-------- SUPPLIED RECORDS --------
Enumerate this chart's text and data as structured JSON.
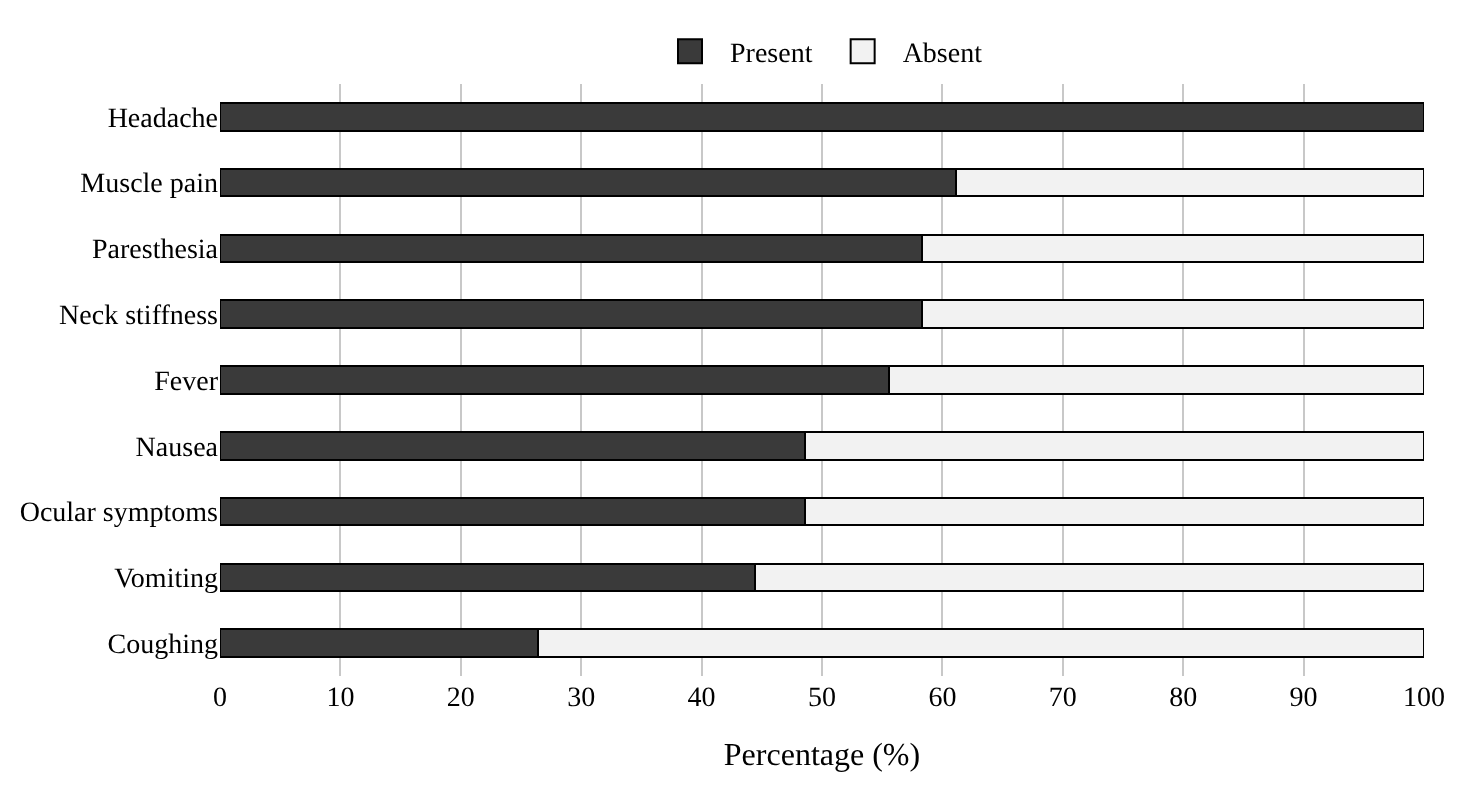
{
  "chart_data": {
    "type": "bar",
    "orientation": "horizontal",
    "stacked": true,
    "categories": [
      "Headache",
      "Muscle pain",
      "Paresthesia",
      "Neck stiffness",
      "Fever",
      "Nausea",
      "Ocular symptoms",
      "Vomiting",
      "Coughing"
    ],
    "series": [
      {
        "name": "Present",
        "color": "#3a3a3a",
        "values": [
          100,
          61.1,
          58.3,
          58.3,
          55.6,
          48.6,
          48.6,
          44.4,
          26.4
        ]
      },
      {
        "name": "Absent",
        "color": "#f2f2f2",
        "values": [
          null,
          38.9,
          41.7,
          41.7,
          44.4,
          51.4,
          51.4,
          55.6,
          73.6
        ]
      }
    ],
    "xlabel": "Percentage (%)",
    "xlim": [
      0,
      100
    ],
    "xticks": [
      0,
      10,
      20,
      30,
      40,
      50,
      60,
      70,
      80,
      90,
      100
    ],
    "grid": "x",
    "legend": "top"
  }
}
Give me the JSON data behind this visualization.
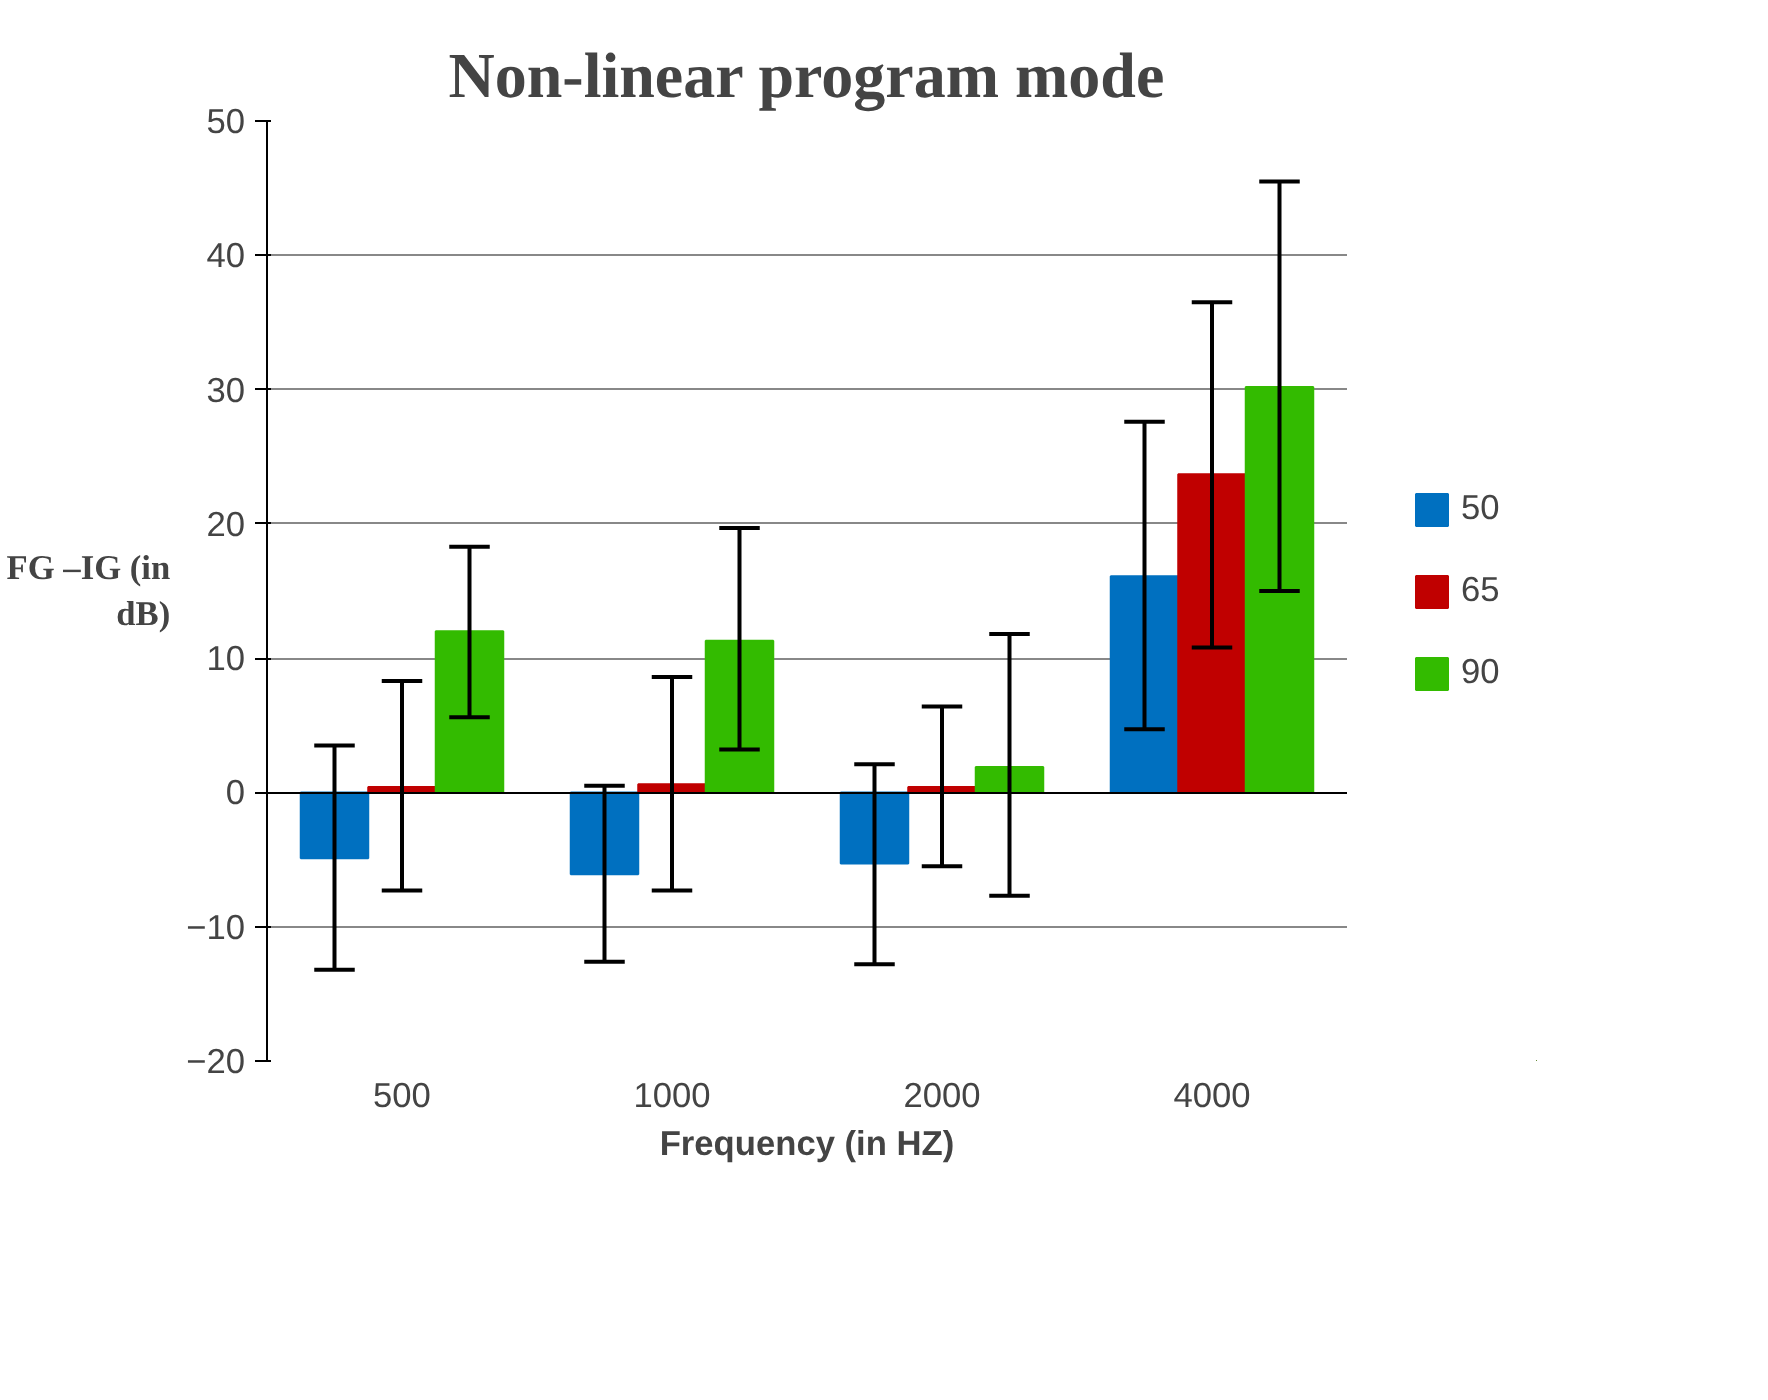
{
  "chart_data": {
    "type": "bar",
    "title": "Non-linear program mode",
    "xlabel": "Frequency (in HZ)",
    "ylabel": "FG –IG (in dB)",
    "categories": [
      "500",
      "1000",
      "2000",
      "4000"
    ],
    "series": [
      {
        "name": "50",
        "color": "#0070c0",
        "values": [
          -4.9,
          -6.1,
          -5.3,
          16.1
        ],
        "errors": [
          [
            -13.2,
            3.5
          ],
          [
            -12.6,
            0.5
          ],
          [
            -12.8,
            2.1
          ],
          [
            4.7,
            27.6
          ]
        ]
      },
      {
        "name": "65",
        "color": "#c00000",
        "values": [
          0.4,
          0.6,
          0.4,
          23.7
        ],
        "errors": [
          [
            -7.3,
            8.3
          ],
          [
            -7.3,
            8.6
          ],
          [
            -5.5,
            6.4
          ],
          [
            10.8,
            36.5
          ]
        ]
      },
      {
        "name": "90",
        "color": "#33bb00",
        "values": [
          12.0,
          11.3,
          1.9,
          30.2
        ],
        "errors": [
          [
            5.6,
            18.3
          ],
          [
            3.2,
            19.7
          ],
          [
            -7.7,
            11.8
          ],
          [
            15.0,
            45.5
          ]
        ]
      }
    ],
    "ylim": [
      -20,
      50
    ],
    "yticks": [
      -20,
      -10,
      0,
      10,
      20,
      30,
      40,
      50
    ],
    "grid": "y",
    "legend": "right"
  }
}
--------
THE REQUEST:
Repeat the data in full and exactly. Omit pictures.

REPLY:
Enumerate this chart's text and data as structured JSON.
{
  "chart_data": {
    "type": "bar",
    "orientation": "horizontal",
    "stacked": true,
    "categories": [
      "Headache",
      "Muscle pain",
      "Paresthesia",
      "Neck stiffness",
      "Fever",
      "Nausea",
      "Ocular symptoms",
      "Vomiting",
      "Coughing"
    ],
    "series": [
      {
        "name": "Present",
        "color": "#3a3a3a",
        "values": [
          100,
          61.1,
          58.3,
          58.3,
          55.6,
          48.6,
          48.6,
          44.4,
          26.4
        ]
      },
      {
        "name": "Absent",
        "color": "#f2f2f2",
        "values": [
          null,
          38.9,
          41.7,
          41.7,
          44.4,
          51.4,
          51.4,
          55.6,
          73.6
        ]
      }
    ],
    "xlabel": "Percentage (%)",
    "xlim": [
      0,
      100
    ],
    "xticks": [
      0,
      10,
      20,
      30,
      40,
      50,
      60,
      70,
      80,
      90,
      100
    ],
    "grid": "x",
    "legend": "top"
  }
}
Give me the JSON data behind this visualization.
{
  "chart_data": {
    "type": "bar",
    "title": "Non-linear program mode",
    "xlabel": "Frequency (in HZ)",
    "ylabel": "FG –IG (in dB)",
    "categories": [
      "500",
      "1000",
      "2000",
      "4000"
    ],
    "series": [
      {
        "name": "50",
        "color": "#0070c0",
        "values": [
          -4.9,
          -6.1,
          -5.3,
          16.1
        ],
        "errors": [
          [
            -13.2,
            3.5
          ],
          [
            -12.6,
            0.5
          ],
          [
            -12.8,
            2.1
          ],
          [
            4.7,
            27.6
          ]
        ]
      },
      {
        "name": "65",
        "color": "#c00000",
        "values": [
          0.4,
          0.6,
          0.4,
          23.7
        ],
        "errors": [
          [
            -7.3,
            8.3
          ],
          [
            -7.3,
            8.6
          ],
          [
            -5.5,
            6.4
          ],
          [
            10.8,
            36.5
          ]
        ]
      },
      {
        "name": "90",
        "color": "#33bb00",
        "values": [
          12.0,
          11.3,
          1.9,
          30.2
        ],
        "errors": [
          [
            5.6,
            18.3
          ],
          [
            3.2,
            19.7
          ],
          [
            -7.7,
            11.8
          ],
          [
            15.0,
            45.5
          ]
        ]
      }
    ],
    "ylim": [
      -20,
      50
    ],
    "yticks": [
      -20,
      -10,
      0,
      10,
      20,
      30,
      40,
      50
    ],
    "grid": "y",
    "legend": "right"
  }
}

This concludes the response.